[Dataset excerpts]
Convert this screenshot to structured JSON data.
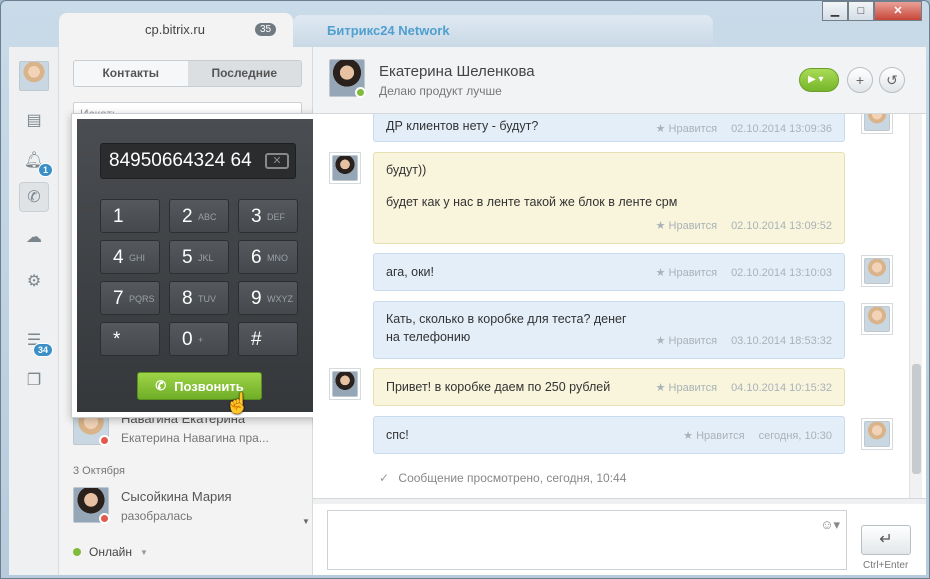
{
  "window": {
    "tabs": [
      {
        "label": "cp.bitrix.ru",
        "badge": "35"
      },
      {
        "label": "Битрикс24 Network"
      }
    ],
    "controls": {
      "minimize": "▁",
      "maximize": "□",
      "close": "✕"
    }
  },
  "rail": {
    "notifications_badge": "1",
    "tasks_badge": "34"
  },
  "contacts": {
    "tab_contacts": "Контакты",
    "tab_recent": "Последние",
    "search_placeholder": "Искать",
    "items": [
      {
        "name": "Навагина Екатерина",
        "message": "Екатерина Навагина пра..."
      },
      {
        "name": "Сысойкина Мария",
        "message": "разобралась"
      }
    ],
    "date_separator": "3 Октября",
    "status": "Онлайн"
  },
  "dialpad": {
    "number": "84950664324 64",
    "keys": [
      {
        "digit": "1",
        "letters": ""
      },
      {
        "digit": "2",
        "letters": "ABC"
      },
      {
        "digit": "3",
        "letters": "DEF"
      },
      {
        "digit": "4",
        "letters": "GHI"
      },
      {
        "digit": "5",
        "letters": "JKL"
      },
      {
        "digit": "6",
        "letters": "MNO"
      },
      {
        "digit": "7",
        "letters": "PQRS"
      },
      {
        "digit": "8",
        "letters": "TUV"
      },
      {
        "digit": "9",
        "letters": "WXYZ"
      },
      {
        "digit": "*",
        "letters": ""
      },
      {
        "digit": "0",
        "letters": "+"
      },
      {
        "digit": "#",
        "letters": ""
      }
    ],
    "call_label": "Позвонить"
  },
  "chat": {
    "name": "Екатерина Шеленкова",
    "status": "Делаю продукт лучше",
    "like_label": "★ Нравится",
    "messages": [
      {
        "text": "ДР клиентов нету - будут?",
        "time": "02.10.2014 13:09:36"
      },
      {
        "text": "будут))",
        "text2": "будет как у нас в ленте такой же блок в ленте срм",
        "time": "02.10.2014 13:09:52"
      },
      {
        "text": "ага, оки!",
        "time": "02.10.2014 13:10:03"
      },
      {
        "text": "Кать, сколько в коробке для теста? денег",
        "text2": "на телефонию",
        "time": "03.10.2014 18:53:32"
      },
      {
        "text": "Привет! в коробке даем по 250 рублей",
        "time": "04.10.2014 10:15:32"
      },
      {
        "text": "спс!",
        "time": "сегодня, 10:30"
      }
    ],
    "seen": "Сообщение просмотрено, сегодня, 10:44",
    "send_hint": "Ctrl+Enter"
  }
}
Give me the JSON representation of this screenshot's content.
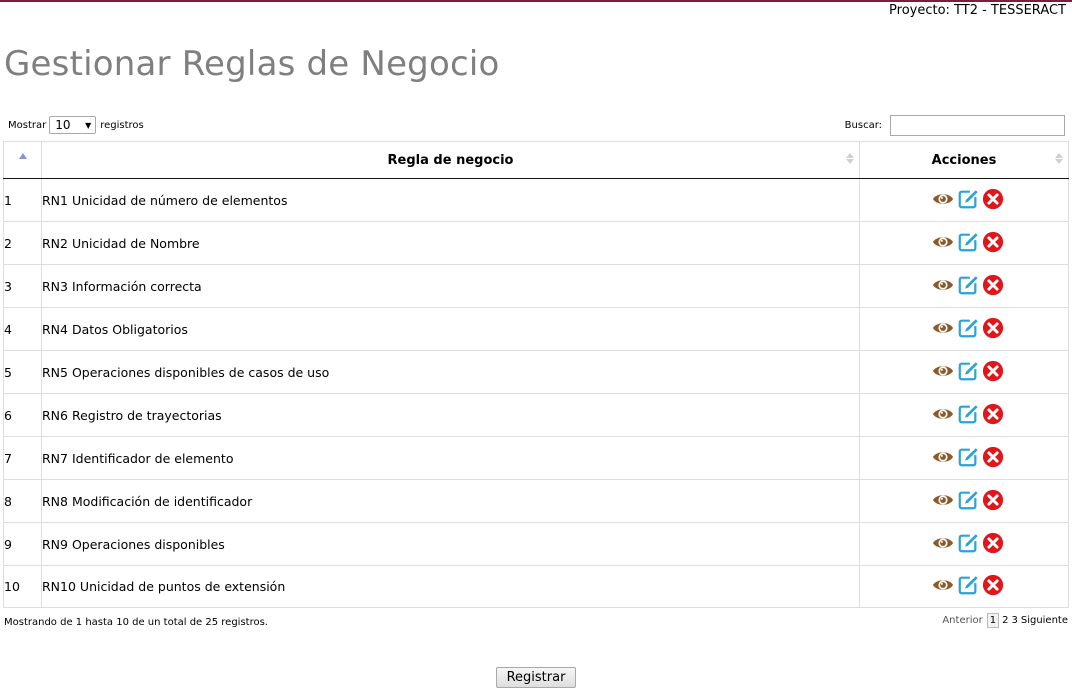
{
  "header": {
    "project": "Proyecto: TT2 - TESSERACT"
  },
  "page": {
    "title": "Gestionar Reglas de Negocio"
  },
  "controls": {
    "show_label": "Mostrar",
    "page_size": "10",
    "records_label": "registros",
    "search_label": "Buscar:",
    "search_value": ""
  },
  "table": {
    "columns": [
      "",
      "Regla de negocio",
      "Acciones"
    ],
    "rows": [
      {
        "num": "1",
        "rule": "RN1 Unicidad de número de elementos"
      },
      {
        "num": "2",
        "rule": "RN2 Unicidad de Nombre"
      },
      {
        "num": "3",
        "rule": "RN3 Información correcta"
      },
      {
        "num": "4",
        "rule": "RN4 Datos Obligatorios"
      },
      {
        "num": "5",
        "rule": "RN5 Operaciones disponibles de casos de uso"
      },
      {
        "num": "6",
        "rule": "RN6 Registro de trayectorias"
      },
      {
        "num": "7",
        "rule": "RN7 Identificador de elemento"
      },
      {
        "num": "8",
        "rule": "RN8 Modificación de identificador"
      },
      {
        "num": "9",
        "rule": "RN9 Operaciones disponibles"
      },
      {
        "num": "10",
        "rule": "RN10 Unicidad de puntos de extensión"
      }
    ],
    "action_icons": [
      "eye-icon",
      "edit-icon",
      "delete-icon"
    ]
  },
  "footer": {
    "info": "Mostrando de 1 hasta 10 de un total de 25 registros.",
    "prev": "Anterior",
    "pages": [
      "1",
      "2",
      "3"
    ],
    "next": "Siguiente"
  },
  "actions": {
    "register": "Registrar"
  },
  "colors": {
    "accent_line": "#7b1d3f",
    "title": "#7f7f7f",
    "eye": "#8b5a2b",
    "edit": "#2aa3d6",
    "delete": "#e0161b"
  }
}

- **YOUR GOAL**
Without the pictures, restate each entry exactly.

- **THE OUTPUT**
Convert this screenshot to structured JSON data.
{
  "window": {
    "tabs": [
      {
        "label": "cp.bitrix.ru",
        "badge": "35"
      },
      {
        "label": "Битрикс24 Network"
      }
    ],
    "controls": {
      "minimize": "▁",
      "maximize": "□",
      "close": "✕"
    }
  },
  "rail": {
    "notifications_badge": "1",
    "tasks_badge": "34"
  },
  "contacts": {
    "tab_contacts": "Контакты",
    "tab_recent": "Последние",
    "search_placeholder": "Искать",
    "items": [
      {
        "name": "Навагина Екатерина",
        "message": "Екатерина Навагина пра..."
      },
      {
        "name": "Сысойкина Мария",
        "message": "разобралась"
      }
    ],
    "date_separator": "3 Октября",
    "status": "Онлайн"
  },
  "dialpad": {
    "number": "84950664324 64",
    "keys": [
      {
        "digit": "1",
        "letters": ""
      },
      {
        "digit": "2",
        "letters": "ABC"
      },
      {
        "digit": "3",
        "letters": "DEF"
      },
      {
        "digit": "4",
        "letters": "GHI"
      },
      {
        "digit": "5",
        "letters": "JKL"
      },
      {
        "digit": "6",
        "letters": "MNO"
      },
      {
        "digit": "7",
        "letters": "PQRS"
      },
      {
        "digit": "8",
        "letters": "TUV"
      },
      {
        "digit": "9",
        "letters": "WXYZ"
      },
      {
        "digit": "*",
        "letters": ""
      },
      {
        "digit": "0",
        "letters": "+"
      },
      {
        "digit": "#",
        "letters": ""
      }
    ],
    "call_label": "Позвонить"
  },
  "chat": {
    "name": "Екатерина Шеленкова",
    "status": "Делаю продукт лучше",
    "like_label": "★ Нравится",
    "messages": [
      {
        "text": "ДР клиентов нету - будут?",
        "time": "02.10.2014 13:09:36"
      },
      {
        "text": "будут))",
        "text2": "будет как у нас в ленте такой же блок в ленте срм",
        "time": "02.10.2014 13:09:52"
      },
      {
        "text": "ага, оки!",
        "time": "02.10.2014 13:10:03"
      },
      {
        "text": "Кать, сколько в коробке для теста? денег",
        "text2": "на телефонию",
        "time": "03.10.2014 18:53:32"
      },
      {
        "text": "Привет! в коробке даем по 250 рублей",
        "time": "04.10.2014 10:15:32"
      },
      {
        "text": "спс!",
        "time": "сегодня, 10:30"
      }
    ],
    "seen": "Сообщение просмотрено, сегодня, 10:44",
    "send_hint": "Ctrl+Enter"
  }
}
Give me the JSON representation of this screenshot's content.
{
  "header": {
    "project": "Proyecto: TT2 - TESSERACT"
  },
  "page": {
    "title": "Gestionar Reglas de Negocio"
  },
  "controls": {
    "show_label": "Mostrar",
    "page_size": "10",
    "records_label": "registros",
    "search_label": "Buscar:",
    "search_value": ""
  },
  "table": {
    "columns": [
      "",
      "Regla de negocio",
      "Acciones"
    ],
    "rows": [
      {
        "num": "1",
        "rule": "RN1 Unicidad de número de elementos"
      },
      {
        "num": "2",
        "rule": "RN2 Unicidad de Nombre"
      },
      {
        "num": "3",
        "rule": "RN3 Información correcta"
      },
      {
        "num": "4",
        "rule": "RN4 Datos Obligatorios"
      },
      {
        "num": "5",
        "rule": "RN5 Operaciones disponibles de casos de uso"
      },
      {
        "num": "6",
        "rule": "RN6 Registro de trayectorias"
      },
      {
        "num": "7",
        "rule": "RN7 Identificador de elemento"
      },
      {
        "num": "8",
        "rule": "RN8 Modificación de identificador"
      },
      {
        "num": "9",
        "rule": "RN9 Operaciones disponibles"
      },
      {
        "num": "10",
        "rule": "RN10 Unicidad de puntos de extensión"
      }
    ],
    "action_icons": [
      "eye-icon",
      "edit-icon",
      "delete-icon"
    ]
  },
  "footer": {
    "info": "Mostrando de 1 hasta 10 de un total de 25 registros.",
    "prev": "Anterior",
    "pages": [
      "1",
      "2",
      "3"
    ],
    "next": "Siguiente"
  },
  "actions": {
    "register": "Registrar"
  },
  "colors": {
    "accent_line": "#7b1d3f",
    "title": "#7f7f7f",
    "eye": "#8b5a2b",
    "edit": "#2aa3d6",
    "delete": "#e0161b"
  }
}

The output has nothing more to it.